Objective
Restate the entries below verbatim.

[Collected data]
━━━━━━━━━━━━━━━━━━━━

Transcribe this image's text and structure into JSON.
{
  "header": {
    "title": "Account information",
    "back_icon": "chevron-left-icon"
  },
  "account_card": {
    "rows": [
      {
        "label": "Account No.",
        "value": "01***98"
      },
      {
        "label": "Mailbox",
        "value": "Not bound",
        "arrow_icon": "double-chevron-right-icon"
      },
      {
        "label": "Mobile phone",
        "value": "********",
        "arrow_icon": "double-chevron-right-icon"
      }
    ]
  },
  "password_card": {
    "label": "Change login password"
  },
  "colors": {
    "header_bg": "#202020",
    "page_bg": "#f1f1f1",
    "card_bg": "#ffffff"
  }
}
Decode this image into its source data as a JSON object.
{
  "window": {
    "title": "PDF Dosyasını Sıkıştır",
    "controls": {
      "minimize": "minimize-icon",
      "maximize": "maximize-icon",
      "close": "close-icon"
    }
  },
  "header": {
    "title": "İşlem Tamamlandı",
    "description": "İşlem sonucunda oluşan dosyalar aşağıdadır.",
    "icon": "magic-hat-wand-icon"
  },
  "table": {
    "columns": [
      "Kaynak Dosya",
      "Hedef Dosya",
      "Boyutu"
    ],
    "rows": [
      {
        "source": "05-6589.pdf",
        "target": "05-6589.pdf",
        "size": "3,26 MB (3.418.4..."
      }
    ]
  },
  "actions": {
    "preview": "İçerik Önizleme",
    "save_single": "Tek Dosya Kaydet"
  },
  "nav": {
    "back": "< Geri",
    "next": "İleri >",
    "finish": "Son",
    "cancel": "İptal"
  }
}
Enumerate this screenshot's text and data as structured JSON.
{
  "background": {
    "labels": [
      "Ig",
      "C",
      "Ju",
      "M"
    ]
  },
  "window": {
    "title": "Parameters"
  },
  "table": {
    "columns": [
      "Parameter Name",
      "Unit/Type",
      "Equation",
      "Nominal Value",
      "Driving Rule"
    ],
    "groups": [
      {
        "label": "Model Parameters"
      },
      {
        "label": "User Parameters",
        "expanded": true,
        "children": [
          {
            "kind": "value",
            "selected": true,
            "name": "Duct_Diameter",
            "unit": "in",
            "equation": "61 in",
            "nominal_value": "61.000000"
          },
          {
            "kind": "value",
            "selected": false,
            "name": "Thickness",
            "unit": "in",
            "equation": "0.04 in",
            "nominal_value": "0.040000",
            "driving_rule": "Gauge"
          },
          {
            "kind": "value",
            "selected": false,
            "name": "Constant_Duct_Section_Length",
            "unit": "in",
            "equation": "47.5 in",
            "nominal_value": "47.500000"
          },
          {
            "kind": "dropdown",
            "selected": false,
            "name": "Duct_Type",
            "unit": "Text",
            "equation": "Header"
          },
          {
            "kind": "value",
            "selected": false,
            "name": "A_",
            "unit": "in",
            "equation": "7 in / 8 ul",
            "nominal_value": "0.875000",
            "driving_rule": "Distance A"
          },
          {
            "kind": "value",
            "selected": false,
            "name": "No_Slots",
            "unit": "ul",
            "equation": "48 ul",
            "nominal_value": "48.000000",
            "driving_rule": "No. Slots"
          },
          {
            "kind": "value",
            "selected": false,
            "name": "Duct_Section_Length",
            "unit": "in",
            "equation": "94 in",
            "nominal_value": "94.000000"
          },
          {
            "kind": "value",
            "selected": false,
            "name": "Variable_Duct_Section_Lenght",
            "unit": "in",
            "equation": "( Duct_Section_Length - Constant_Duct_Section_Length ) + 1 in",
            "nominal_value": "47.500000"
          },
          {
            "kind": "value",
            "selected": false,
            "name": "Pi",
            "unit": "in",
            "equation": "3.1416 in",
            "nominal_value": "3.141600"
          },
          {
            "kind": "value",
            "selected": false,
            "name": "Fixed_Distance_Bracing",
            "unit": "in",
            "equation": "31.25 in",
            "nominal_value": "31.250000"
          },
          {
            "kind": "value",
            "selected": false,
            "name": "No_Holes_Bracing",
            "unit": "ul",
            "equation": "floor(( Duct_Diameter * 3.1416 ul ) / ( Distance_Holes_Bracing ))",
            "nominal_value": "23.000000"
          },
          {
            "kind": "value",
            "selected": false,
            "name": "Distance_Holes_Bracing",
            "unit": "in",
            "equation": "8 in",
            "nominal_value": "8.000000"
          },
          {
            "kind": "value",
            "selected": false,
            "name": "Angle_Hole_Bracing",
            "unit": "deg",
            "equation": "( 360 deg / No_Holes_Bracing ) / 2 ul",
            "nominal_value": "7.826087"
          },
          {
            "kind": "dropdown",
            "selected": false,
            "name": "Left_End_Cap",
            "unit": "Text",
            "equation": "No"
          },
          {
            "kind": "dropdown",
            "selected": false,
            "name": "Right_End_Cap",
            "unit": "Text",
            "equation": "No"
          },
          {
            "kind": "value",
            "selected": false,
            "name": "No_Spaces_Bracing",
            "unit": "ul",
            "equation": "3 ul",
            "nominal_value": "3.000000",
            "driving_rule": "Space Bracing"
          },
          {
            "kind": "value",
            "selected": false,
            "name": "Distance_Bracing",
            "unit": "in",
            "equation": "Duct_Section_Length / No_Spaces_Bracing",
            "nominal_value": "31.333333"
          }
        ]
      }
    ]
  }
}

━━━━━━━━━━━━━━━━━━━━

Task answer
Transcribe this image's text and structure into JSON.
{
  "header": {
    "title": "Account information",
    "back_icon": "chevron-left-icon"
  },
  "account_card": {
    "rows": [
      {
        "label": "Account No.",
        "value": "01***98"
      },
      {
        "label": "Mailbox",
        "value": "Not bound",
        "arrow_icon": "double-chevron-right-icon"
      },
      {
        "label": "Mobile phone",
        "value": "********",
        "arrow_icon": "double-chevron-right-icon"
      }
    ]
  },
  "password_card": {
    "label": "Change login password"
  },
  "colors": {
    "header_bg": "#202020",
    "page_bg": "#f1f1f1",
    "card_bg": "#ffffff"
  }
}
Decode this image into its source data as a JSON object.
{
  "window": {
    "title": "PDF Dosyasını Sıkıştır",
    "controls": {
      "minimize": "minimize-icon",
      "maximize": "maximize-icon",
      "close": "close-icon"
    }
  },
  "header": {
    "title": "İşlem Tamamlandı",
    "description": "İşlem sonucunda oluşan dosyalar aşağıdadır.",
    "icon": "magic-hat-wand-icon"
  },
  "table": {
    "columns": [
      "Kaynak Dosya",
      "Hedef Dosya",
      "Boyutu"
    ],
    "rows": [
      {
        "source": "05-6589.pdf",
        "target": "05-6589.pdf",
        "size": "3,26 MB (3.418.4..."
      }
    ]
  },
  "actions": {
    "preview": "İçerik Önizleme",
    "save_single": "Tek Dosya Kaydet"
  },
  "nav": {
    "back": "< Geri",
    "next": "İleri >",
    "finish": "Son",
    "cancel": "İptal"
  }
}
Enumerate this screenshot's text and data as structured JSON.
{
  "background": {
    "labels": [
      "Ig",
      "C",
      "Ju",
      "M"
    ]
  },
  "window": {
    "title": "Parameters"
  },
  "table": {
    "columns": [
      "Parameter Name",
      "Unit/Type",
      "Equation",
      "Nominal Value",
      "Driving Rule"
    ],
    "groups": [
      {
        "label": "Model Parameters"
      },
      {
        "label": "User Parameters",
        "expanded": true,
        "children": [
          {
            "kind": "value",
            "selected": true,
            "name": "Duct_Diameter",
            "unit": "in",
            "equation": "61 in",
            "nominal_value": "61.000000"
          },
          {
            "kind": "value",
            "selected": false,
            "name": "Thickness",
            "unit": "in",
            "equation": "0.04 in",
            "nominal_value": "0.040000",
            "driving_rule": "Gauge"
          },
          {
            "kind": "value",
            "selected": false,
            "name": "Constant_Duct_Section_Length",
            "unit": "in",
            "equation": "47.5 in",
            "nominal_value": "47.500000"
          },
          {
            "kind": "dropdown",
            "selected": false,
            "name": "Duct_Type",
            "unit": "Text",
            "equation": "Header"
          },
          {
            "kind": "value",
            "selected": false,
            "name": "A_",
            "unit": "in",
            "equation": "7 in / 8 ul",
            "nominal_value": "0.875000",
            "driving_rule": "Distance A"
          },
          {
            "kind": "value",
            "selected": false,
            "name": "No_Slots",
            "unit": "ul",
            "equation": "48 ul",
            "nominal_value": "48.000000",
            "driving_rule": "No. Slots"
          },
          {
            "kind": "value",
            "selected": false,
            "name": "Duct_Section_Length",
            "unit": "in",
            "equation": "94 in",
            "nominal_value": "94.000000"
          },
          {
            "kind": "value",
            "selected": false,
            "name": "Variable_Duct_Section_Lenght",
            "unit": "in",
            "equation": "( Duct_Section_Length - Constant_Duct_Section_Length ) + 1 in",
            "nominal_value": "47.500000"
          },
          {
            "kind": "value",
            "selected": false,
            "name": "Pi",
            "unit": "in",
            "equation": "3.1416 in",
            "nominal_value": "3.141600"
          },
          {
            "kind": "value",
            "selected": false,
            "name": "Fixed_Distance_Bracing",
            "unit": "in",
            "equation": "31.25 in",
            "nominal_value": "31.250000"
          },
          {
            "kind": "value",
            "selected": false,
            "name": "No_Holes_Bracing",
            "unit": "ul",
            "equation": "floor(( Duct_Diameter * 3.1416 ul ) / ( Distance_Holes_Bracing ))",
            "nominal_value": "23.000000"
          },
          {
            "kind": "value",
            "selected": false,
            "name": "Distance_Holes_Bracing",
            "unit": "in",
            "equation": "8 in",
            "nominal_value": "8.000000"
          },
          {
            "kind": "value",
            "selected": false,
            "name": "Angle_Hole_Bracing",
            "unit": "deg",
            "equation": "( 360 deg / No_Holes_Bracing ) / 2 ul",
            "nominal_value": "7.826087"
          },
          {
            "kind": "dropdown",
            "selected": false,
            "name": "Left_End_Cap",
            "unit": "Text",
            "equation": "No"
          },
          {
            "kind": "dropdown",
            "selected": false,
            "name": "Right_End_Cap",
            "unit": "Text",
            "equation": "No"
          },
          {
            "kind": "value",
            "selected": false,
            "name": "No_Spaces_Bracing",
            "unit": "ul",
            "equation": "3 ul",
            "nominal_value": "3.000000",
            "driving_rule": "Space Bracing"
          },
          {
            "kind": "value",
            "selected": false,
            "name": "Distance_Bracing",
            "unit": "in",
            "equation": "Duct_Section_Length / No_Spaces_Bracing",
            "nominal_value": "31.333333"
          }
        ]
      }
    ]
  }
}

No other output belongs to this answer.